SET EXERCISE =>
Exclude any images and output the remaining records exactly.

Extracted data entries =>
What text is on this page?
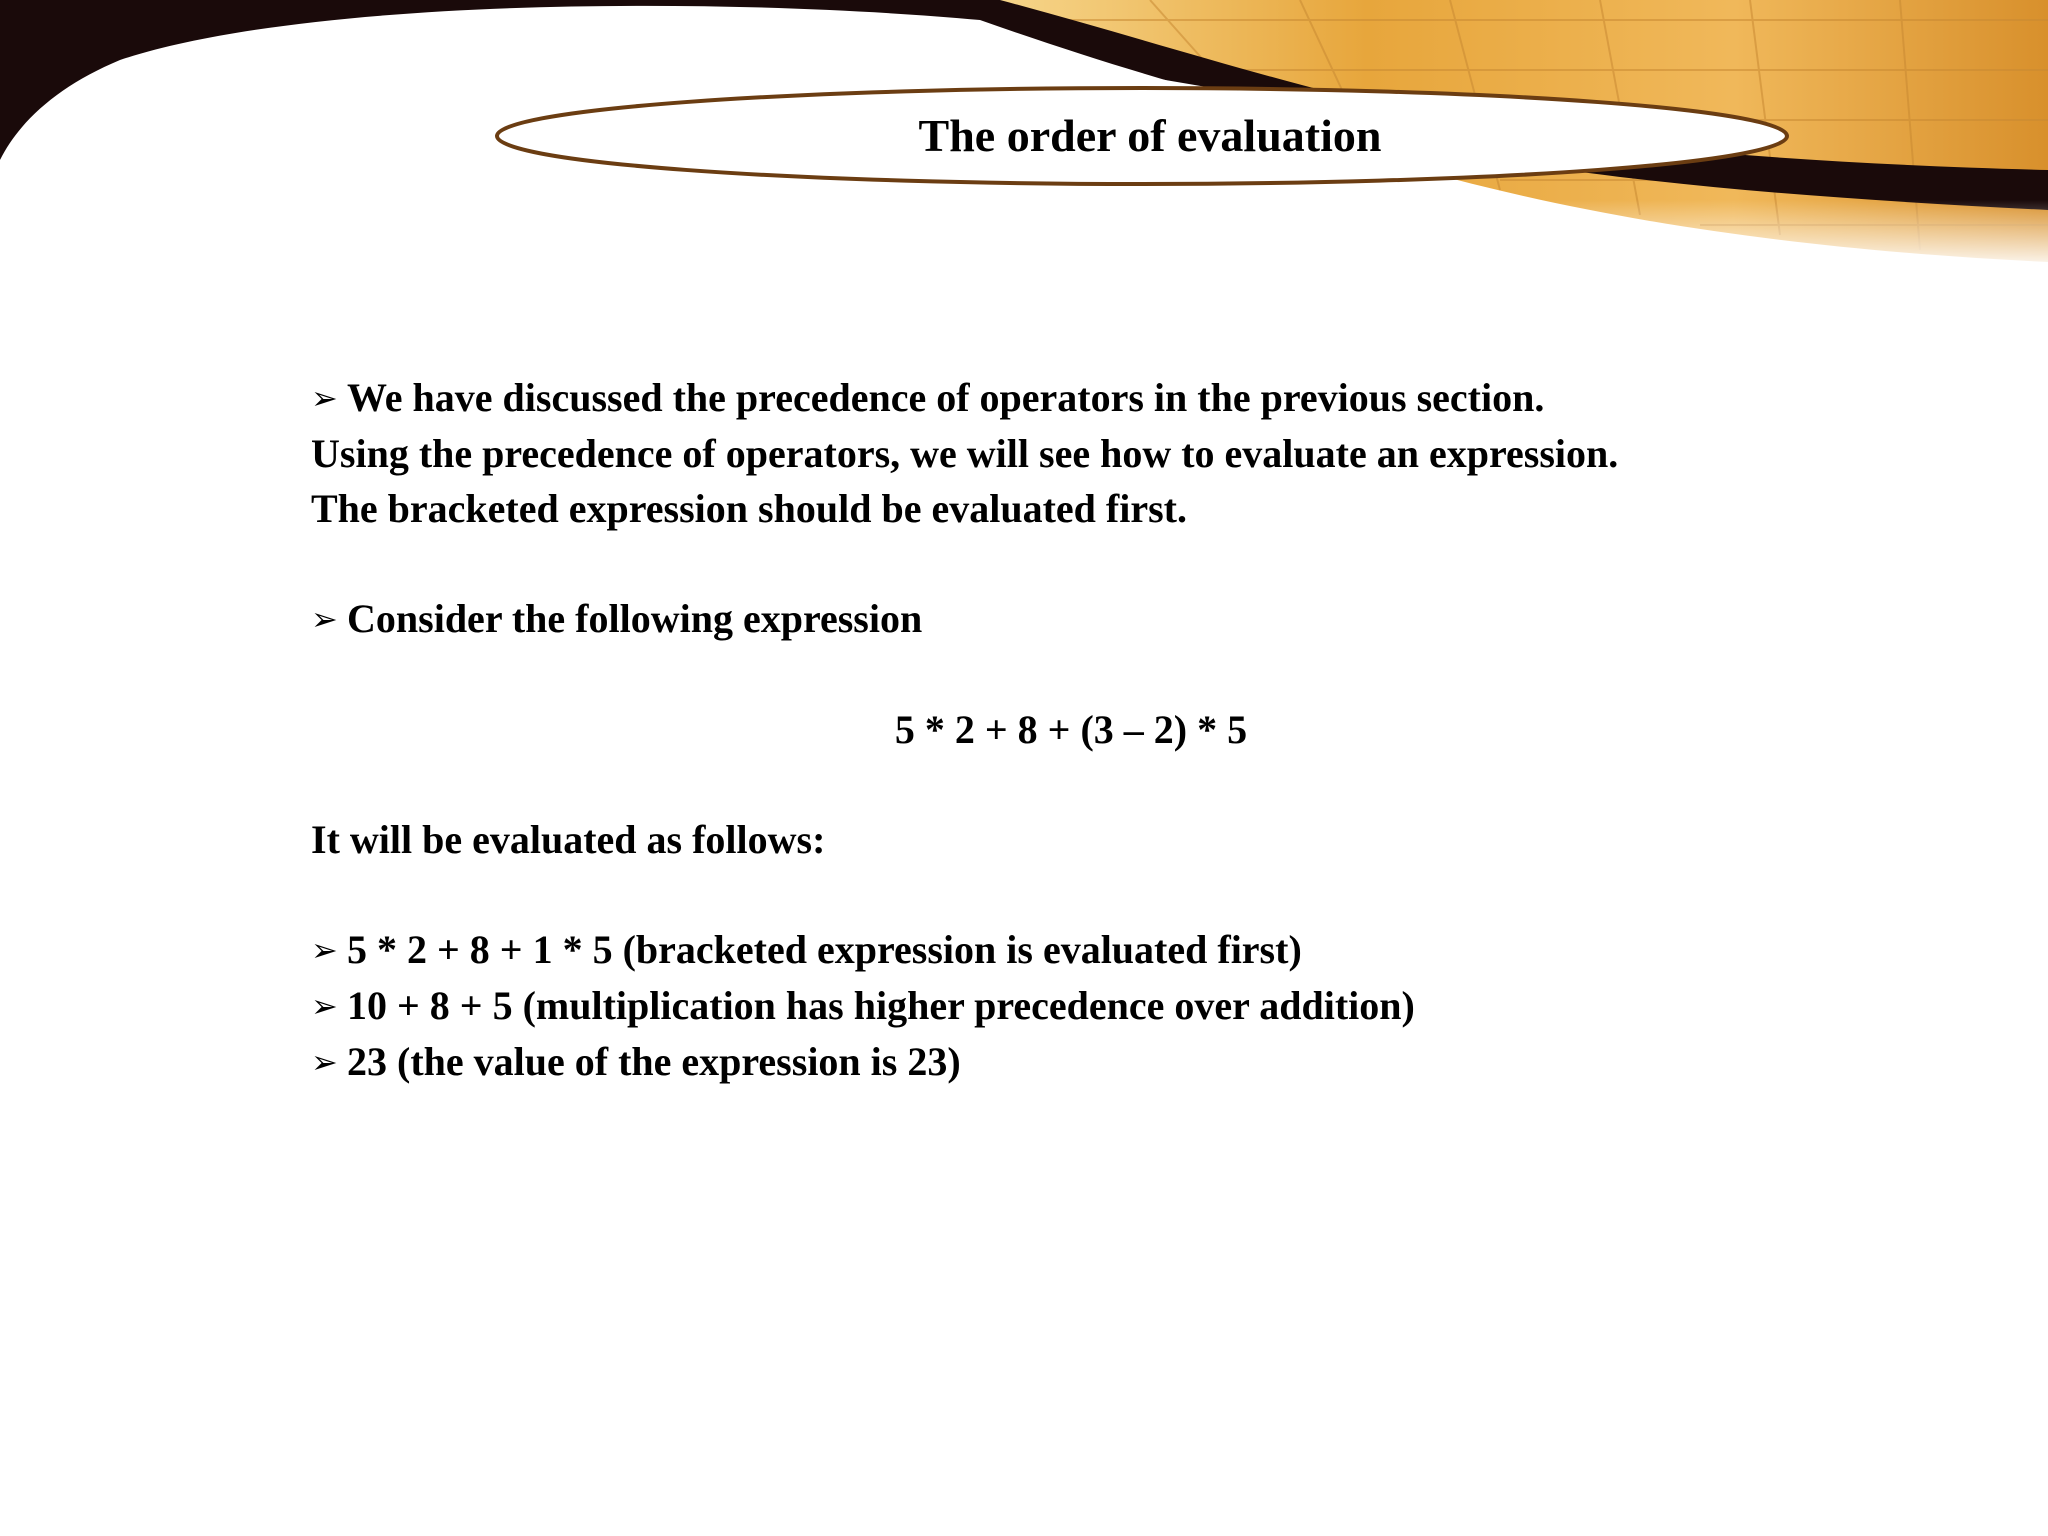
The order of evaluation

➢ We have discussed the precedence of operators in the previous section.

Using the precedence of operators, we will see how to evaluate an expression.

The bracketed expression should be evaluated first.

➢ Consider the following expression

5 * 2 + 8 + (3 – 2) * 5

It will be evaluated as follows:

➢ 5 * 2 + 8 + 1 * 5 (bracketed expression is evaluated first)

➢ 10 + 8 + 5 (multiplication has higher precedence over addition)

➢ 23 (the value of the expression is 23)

WRITTEN ANSWER =>
What text is on this page?
The order of evaluation

➢ We have discussed the precedence of operators in the previous section.

Using the precedence of operators, we will see how to evaluate an expression.

The bracketed expression should be evaluated first.

➢ Consider the following expression

5 * 2 + 8 + (3 – 2) * 5

It will be evaluated as follows:

➢ 5 * 2 + 8 + 1 * 5 (bracketed expression is evaluated first)

➢ 10 + 8 + 5 (multiplication has higher precedence over addition)

➢ 23 (the value of the expression is 23)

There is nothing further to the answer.